» Exercise objective:
Take the data below and filter it for lines containing the word "SARS"; show each line found.
** Opening Exercise material block **
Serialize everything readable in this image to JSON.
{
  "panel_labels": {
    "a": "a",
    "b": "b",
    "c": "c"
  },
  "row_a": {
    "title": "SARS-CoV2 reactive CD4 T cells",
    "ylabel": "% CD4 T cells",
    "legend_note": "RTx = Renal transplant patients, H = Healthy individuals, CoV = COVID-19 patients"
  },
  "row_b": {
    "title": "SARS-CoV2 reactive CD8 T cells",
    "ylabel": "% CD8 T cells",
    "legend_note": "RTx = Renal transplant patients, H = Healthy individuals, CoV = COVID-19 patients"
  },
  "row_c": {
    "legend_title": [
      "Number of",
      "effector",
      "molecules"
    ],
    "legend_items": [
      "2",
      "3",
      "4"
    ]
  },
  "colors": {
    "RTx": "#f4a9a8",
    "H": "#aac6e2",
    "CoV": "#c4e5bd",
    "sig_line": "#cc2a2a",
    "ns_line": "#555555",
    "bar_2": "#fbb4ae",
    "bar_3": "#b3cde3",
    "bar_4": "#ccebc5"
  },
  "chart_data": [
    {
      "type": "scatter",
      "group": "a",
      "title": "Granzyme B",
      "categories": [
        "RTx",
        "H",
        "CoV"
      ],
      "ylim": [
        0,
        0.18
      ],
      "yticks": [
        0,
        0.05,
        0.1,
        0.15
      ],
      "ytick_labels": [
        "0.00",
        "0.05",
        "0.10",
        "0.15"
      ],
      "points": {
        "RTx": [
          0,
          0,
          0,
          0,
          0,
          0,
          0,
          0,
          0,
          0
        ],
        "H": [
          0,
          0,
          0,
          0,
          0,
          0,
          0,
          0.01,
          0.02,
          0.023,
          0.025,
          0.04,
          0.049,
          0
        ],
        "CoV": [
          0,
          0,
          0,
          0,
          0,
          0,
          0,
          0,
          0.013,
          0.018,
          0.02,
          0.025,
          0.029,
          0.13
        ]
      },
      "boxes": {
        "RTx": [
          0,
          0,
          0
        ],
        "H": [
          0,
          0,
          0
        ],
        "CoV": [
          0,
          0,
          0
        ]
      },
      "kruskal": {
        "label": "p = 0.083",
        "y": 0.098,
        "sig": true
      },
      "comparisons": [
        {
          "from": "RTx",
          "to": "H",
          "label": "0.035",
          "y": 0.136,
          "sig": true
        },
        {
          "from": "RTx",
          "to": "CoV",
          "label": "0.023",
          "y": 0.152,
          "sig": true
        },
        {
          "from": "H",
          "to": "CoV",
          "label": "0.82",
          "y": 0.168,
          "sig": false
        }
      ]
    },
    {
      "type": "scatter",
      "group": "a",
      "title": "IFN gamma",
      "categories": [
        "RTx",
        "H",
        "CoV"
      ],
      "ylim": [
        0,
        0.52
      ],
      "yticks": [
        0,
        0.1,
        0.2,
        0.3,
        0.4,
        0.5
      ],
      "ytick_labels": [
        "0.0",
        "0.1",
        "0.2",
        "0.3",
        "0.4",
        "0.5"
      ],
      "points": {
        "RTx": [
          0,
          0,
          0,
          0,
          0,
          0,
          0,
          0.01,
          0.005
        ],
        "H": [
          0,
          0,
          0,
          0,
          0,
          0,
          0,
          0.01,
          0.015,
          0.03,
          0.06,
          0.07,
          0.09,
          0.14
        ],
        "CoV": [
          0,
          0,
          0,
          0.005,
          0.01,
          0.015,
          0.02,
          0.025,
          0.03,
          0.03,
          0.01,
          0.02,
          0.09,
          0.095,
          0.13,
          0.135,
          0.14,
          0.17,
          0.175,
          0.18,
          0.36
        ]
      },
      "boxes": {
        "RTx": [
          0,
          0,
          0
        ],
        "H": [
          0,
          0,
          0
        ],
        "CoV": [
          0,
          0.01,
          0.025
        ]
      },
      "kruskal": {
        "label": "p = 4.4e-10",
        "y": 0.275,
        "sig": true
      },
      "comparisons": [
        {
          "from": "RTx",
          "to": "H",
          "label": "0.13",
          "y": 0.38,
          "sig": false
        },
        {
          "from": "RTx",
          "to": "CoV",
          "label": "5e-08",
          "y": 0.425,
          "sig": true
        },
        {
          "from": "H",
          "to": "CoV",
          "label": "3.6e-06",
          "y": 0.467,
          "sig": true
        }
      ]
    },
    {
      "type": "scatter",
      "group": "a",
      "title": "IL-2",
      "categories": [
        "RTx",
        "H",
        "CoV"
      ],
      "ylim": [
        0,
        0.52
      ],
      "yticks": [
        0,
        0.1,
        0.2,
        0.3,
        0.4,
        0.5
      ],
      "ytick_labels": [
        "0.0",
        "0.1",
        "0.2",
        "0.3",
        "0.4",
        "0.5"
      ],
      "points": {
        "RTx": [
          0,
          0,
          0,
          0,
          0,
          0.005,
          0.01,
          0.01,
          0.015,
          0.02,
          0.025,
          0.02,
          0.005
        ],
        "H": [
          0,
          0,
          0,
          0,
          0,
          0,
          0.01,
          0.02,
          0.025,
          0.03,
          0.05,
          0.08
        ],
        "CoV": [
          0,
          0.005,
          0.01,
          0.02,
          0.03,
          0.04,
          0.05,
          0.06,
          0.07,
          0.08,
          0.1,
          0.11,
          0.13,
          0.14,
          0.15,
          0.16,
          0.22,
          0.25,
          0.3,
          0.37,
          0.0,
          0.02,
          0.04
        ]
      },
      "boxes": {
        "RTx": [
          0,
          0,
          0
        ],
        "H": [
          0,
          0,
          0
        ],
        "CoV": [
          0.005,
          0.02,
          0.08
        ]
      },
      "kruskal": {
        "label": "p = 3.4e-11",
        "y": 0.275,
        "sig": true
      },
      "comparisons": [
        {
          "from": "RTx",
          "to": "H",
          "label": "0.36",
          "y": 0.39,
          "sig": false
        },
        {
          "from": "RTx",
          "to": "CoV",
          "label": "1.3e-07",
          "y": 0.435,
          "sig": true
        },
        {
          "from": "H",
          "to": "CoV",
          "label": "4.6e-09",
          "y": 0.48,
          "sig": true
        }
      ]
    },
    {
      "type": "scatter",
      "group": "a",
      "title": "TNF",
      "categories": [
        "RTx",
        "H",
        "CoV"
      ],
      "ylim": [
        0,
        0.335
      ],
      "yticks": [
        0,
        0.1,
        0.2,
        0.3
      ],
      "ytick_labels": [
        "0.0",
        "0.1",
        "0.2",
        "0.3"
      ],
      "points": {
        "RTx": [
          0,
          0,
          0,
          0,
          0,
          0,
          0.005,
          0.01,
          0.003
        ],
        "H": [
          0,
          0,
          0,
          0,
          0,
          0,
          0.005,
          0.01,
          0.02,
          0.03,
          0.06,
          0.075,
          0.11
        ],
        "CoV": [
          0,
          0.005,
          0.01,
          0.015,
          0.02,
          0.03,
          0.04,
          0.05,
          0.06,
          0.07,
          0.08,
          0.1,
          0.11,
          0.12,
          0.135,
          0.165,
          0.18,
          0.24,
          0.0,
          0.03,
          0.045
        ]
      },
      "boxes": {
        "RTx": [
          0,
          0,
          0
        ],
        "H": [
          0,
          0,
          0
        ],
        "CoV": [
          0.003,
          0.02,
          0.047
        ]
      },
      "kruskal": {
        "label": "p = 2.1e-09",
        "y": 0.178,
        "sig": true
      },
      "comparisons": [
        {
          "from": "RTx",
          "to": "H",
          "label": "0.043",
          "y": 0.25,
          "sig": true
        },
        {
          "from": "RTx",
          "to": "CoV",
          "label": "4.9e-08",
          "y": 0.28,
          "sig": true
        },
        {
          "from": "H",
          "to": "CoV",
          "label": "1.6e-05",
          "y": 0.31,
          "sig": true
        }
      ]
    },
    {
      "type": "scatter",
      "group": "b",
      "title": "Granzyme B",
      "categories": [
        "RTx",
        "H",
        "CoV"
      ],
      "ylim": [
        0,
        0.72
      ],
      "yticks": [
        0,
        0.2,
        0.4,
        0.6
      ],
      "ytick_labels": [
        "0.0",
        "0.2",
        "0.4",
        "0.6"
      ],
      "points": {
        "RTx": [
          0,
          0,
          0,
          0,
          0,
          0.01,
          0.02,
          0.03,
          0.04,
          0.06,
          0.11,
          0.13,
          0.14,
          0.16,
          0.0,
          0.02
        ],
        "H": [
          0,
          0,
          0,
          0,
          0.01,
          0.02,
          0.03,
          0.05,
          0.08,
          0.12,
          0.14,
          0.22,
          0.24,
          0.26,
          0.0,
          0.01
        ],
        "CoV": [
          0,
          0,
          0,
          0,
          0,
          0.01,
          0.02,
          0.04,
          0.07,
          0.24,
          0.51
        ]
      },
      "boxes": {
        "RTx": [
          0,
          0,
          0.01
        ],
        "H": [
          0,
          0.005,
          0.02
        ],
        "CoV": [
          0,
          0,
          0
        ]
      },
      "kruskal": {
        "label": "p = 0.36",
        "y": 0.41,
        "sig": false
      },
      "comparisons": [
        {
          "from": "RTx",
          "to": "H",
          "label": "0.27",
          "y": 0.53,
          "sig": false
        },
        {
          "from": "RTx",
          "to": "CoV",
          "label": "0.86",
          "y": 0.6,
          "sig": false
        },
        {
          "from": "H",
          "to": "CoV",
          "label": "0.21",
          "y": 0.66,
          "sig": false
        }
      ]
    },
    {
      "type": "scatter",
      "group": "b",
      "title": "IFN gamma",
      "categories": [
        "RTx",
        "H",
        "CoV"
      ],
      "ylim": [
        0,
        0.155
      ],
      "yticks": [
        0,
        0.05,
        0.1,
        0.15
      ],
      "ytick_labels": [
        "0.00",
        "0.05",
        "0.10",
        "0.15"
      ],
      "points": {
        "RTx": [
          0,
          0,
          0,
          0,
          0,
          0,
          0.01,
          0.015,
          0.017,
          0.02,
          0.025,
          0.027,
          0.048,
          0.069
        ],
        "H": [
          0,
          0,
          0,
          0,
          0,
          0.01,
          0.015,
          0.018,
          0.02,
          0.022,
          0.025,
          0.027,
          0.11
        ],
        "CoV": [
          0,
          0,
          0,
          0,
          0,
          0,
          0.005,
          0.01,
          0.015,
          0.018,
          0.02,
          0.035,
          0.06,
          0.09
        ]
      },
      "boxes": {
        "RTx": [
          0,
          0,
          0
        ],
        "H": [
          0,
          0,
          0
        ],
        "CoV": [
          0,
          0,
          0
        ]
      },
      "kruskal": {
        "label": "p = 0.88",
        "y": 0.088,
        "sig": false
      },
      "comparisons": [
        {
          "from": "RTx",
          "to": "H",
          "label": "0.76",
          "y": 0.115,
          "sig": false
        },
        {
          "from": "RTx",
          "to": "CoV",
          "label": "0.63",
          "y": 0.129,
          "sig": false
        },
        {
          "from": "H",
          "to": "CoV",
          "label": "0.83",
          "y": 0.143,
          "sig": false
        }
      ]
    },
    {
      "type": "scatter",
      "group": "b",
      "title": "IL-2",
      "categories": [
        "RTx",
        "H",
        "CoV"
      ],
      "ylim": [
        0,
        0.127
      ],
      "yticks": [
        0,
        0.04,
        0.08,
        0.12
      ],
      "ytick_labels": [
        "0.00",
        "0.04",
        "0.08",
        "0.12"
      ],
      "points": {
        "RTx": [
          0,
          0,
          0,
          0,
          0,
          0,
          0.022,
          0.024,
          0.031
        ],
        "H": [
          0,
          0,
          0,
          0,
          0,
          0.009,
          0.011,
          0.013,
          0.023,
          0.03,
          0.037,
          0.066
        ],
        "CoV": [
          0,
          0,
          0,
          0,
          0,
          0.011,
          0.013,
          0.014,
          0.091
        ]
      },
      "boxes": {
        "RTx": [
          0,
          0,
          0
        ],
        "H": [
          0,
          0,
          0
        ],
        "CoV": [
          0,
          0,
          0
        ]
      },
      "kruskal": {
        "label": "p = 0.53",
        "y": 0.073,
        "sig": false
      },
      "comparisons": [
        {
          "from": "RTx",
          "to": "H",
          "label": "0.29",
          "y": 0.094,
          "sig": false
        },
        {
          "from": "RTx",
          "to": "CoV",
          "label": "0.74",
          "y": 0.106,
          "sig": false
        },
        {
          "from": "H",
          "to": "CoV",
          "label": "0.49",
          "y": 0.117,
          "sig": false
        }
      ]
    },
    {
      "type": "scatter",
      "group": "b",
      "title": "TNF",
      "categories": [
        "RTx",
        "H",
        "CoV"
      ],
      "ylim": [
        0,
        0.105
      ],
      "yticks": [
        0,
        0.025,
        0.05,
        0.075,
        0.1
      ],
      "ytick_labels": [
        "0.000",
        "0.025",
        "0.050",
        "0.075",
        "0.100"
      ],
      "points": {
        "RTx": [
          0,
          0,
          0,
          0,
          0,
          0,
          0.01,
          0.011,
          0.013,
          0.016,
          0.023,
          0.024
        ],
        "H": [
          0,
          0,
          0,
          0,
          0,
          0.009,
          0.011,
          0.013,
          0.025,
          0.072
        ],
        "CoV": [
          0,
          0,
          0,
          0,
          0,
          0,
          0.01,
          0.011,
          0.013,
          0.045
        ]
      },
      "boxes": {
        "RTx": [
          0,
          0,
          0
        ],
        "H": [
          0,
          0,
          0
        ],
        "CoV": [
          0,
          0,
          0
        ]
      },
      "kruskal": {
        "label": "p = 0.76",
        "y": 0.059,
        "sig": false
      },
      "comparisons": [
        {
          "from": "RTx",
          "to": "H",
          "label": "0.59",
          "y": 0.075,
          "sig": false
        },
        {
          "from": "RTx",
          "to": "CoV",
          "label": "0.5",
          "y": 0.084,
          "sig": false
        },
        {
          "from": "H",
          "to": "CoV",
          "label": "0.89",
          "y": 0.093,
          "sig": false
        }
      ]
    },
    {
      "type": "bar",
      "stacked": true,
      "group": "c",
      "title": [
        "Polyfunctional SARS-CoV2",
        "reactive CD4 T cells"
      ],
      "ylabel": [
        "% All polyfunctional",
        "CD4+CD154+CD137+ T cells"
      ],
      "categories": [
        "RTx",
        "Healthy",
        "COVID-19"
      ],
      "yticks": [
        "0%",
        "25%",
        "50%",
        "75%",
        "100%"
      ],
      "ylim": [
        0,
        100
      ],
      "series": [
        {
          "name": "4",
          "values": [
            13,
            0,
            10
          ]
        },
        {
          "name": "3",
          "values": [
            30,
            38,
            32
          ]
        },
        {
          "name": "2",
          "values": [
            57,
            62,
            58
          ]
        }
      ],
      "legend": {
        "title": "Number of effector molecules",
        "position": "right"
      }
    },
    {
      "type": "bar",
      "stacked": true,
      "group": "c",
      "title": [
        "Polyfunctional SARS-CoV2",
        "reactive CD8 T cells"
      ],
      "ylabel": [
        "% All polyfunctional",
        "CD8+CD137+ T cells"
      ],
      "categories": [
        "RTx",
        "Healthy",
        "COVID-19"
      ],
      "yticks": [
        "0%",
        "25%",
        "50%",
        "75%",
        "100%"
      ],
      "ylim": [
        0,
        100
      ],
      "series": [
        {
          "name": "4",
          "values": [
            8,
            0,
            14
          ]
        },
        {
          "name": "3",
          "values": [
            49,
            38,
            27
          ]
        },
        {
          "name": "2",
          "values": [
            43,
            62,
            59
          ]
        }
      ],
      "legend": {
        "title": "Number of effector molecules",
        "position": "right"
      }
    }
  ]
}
** Closing Exercise material block **
» Your response:
    "title": "SARS-CoV2 reactive CD4 T cells",
    "title": "SARS-CoV2 reactive CD8 T cells",
        "Polyfunctional SARS-CoV2",
        "Polyfunctional SARS-CoV2",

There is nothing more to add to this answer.